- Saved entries
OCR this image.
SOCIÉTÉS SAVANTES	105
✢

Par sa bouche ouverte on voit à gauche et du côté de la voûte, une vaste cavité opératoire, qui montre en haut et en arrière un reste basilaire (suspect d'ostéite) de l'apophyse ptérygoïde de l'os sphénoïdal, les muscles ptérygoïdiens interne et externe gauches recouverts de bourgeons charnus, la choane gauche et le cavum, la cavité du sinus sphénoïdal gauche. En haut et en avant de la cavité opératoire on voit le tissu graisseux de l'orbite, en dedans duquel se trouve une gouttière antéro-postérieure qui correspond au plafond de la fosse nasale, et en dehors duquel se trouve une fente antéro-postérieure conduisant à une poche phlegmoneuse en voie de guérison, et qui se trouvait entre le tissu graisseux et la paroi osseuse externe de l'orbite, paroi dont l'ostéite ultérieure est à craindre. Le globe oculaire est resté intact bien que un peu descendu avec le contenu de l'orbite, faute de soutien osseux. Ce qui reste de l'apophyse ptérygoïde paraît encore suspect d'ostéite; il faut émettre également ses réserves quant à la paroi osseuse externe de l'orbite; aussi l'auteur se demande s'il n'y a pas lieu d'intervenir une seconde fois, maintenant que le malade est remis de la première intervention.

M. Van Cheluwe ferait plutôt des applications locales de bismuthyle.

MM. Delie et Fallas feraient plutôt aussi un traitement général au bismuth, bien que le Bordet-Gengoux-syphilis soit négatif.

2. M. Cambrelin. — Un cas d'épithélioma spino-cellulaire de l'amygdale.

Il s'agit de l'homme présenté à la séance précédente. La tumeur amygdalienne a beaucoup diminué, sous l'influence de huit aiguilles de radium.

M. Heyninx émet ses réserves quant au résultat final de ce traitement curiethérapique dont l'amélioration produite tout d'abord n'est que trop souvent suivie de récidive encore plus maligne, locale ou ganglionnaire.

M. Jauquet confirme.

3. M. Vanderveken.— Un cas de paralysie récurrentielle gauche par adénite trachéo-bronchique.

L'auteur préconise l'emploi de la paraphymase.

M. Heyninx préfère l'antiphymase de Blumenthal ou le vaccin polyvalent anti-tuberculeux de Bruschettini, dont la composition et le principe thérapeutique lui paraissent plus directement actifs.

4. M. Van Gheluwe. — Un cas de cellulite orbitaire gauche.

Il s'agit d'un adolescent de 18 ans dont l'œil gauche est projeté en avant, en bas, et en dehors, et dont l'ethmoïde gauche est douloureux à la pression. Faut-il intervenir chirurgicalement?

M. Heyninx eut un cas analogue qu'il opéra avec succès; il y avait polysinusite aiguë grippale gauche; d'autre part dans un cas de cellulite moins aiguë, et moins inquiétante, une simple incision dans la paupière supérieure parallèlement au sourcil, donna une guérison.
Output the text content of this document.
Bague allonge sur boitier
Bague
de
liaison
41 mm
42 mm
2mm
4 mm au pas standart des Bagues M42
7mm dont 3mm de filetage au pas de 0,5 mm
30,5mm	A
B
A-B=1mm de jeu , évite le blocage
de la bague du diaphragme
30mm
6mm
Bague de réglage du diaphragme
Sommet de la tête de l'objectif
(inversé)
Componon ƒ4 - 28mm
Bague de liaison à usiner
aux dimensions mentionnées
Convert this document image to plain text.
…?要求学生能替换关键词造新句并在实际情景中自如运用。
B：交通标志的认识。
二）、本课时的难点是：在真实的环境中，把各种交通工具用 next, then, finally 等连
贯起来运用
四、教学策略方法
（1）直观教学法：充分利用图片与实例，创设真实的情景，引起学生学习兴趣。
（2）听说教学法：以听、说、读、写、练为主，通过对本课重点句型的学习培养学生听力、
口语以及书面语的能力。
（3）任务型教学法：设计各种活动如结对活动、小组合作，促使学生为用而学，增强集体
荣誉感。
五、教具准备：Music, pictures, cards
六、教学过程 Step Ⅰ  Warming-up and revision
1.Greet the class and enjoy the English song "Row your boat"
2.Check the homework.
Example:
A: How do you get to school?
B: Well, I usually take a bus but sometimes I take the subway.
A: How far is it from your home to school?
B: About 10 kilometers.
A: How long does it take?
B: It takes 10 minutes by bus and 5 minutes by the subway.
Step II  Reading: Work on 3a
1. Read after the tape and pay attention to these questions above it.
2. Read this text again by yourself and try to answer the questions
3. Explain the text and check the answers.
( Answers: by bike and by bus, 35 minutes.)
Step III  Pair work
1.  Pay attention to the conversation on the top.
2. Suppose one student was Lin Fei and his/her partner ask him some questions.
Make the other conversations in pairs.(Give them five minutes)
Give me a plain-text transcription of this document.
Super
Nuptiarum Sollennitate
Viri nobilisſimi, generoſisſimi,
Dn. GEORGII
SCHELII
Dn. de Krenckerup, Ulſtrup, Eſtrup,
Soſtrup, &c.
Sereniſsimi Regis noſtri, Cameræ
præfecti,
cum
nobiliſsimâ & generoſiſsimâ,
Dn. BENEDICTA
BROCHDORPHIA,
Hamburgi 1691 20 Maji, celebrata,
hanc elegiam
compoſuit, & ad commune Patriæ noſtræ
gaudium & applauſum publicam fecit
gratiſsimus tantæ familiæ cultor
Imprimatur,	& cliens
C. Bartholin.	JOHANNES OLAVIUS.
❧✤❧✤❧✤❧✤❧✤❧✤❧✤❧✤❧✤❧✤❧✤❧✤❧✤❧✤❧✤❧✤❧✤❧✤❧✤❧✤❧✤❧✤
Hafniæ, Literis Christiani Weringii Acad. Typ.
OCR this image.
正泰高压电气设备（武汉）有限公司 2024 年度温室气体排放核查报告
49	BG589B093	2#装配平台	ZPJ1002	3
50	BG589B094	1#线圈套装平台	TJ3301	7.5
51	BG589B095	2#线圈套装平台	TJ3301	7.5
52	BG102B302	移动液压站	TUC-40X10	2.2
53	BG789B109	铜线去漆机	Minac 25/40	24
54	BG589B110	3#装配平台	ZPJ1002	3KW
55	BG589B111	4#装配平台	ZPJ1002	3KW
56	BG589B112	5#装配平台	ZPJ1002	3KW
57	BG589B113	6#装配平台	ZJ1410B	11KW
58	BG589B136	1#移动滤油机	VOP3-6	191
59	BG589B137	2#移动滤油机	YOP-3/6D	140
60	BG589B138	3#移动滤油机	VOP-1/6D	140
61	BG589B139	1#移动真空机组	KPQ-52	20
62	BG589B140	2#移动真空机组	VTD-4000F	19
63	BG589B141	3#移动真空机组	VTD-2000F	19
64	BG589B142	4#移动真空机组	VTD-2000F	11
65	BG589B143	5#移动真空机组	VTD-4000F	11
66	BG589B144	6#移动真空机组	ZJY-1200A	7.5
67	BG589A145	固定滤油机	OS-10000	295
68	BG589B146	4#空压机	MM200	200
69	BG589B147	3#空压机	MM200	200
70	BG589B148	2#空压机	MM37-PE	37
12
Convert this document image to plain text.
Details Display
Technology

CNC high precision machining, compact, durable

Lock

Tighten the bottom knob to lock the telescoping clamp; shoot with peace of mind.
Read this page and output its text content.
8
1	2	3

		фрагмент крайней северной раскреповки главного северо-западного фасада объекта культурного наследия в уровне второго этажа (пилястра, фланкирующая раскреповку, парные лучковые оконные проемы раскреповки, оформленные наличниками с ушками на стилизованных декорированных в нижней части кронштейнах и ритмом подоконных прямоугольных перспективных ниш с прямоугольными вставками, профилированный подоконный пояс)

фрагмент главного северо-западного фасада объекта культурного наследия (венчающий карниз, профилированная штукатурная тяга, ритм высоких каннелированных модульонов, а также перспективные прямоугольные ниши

- Job
Copy out each line of the records where the string "объекта" appears.

- Final answer
		фрагмент крайней северной раскреповки главного северо-западного фасада объекта культурного наследия в уровне второго этажа (пилястра, фланкирующая раскреповку, парные лучковые оконные проемы раскреповки, оформленные наличниками с ушками на стилизованных декорированных в нижней части кронштейнах и ритмом подоконных прямоугольных перспективных ниш с прямоугольными вставками, профилированный подоконный пояс)
фрагмент главного северо-западного фасада объекта культурного наследия (венчающий карниз, профилированная штукатурная тяга, ритм высоких каннелированных модульонов, а также перспективные прямоугольные ниши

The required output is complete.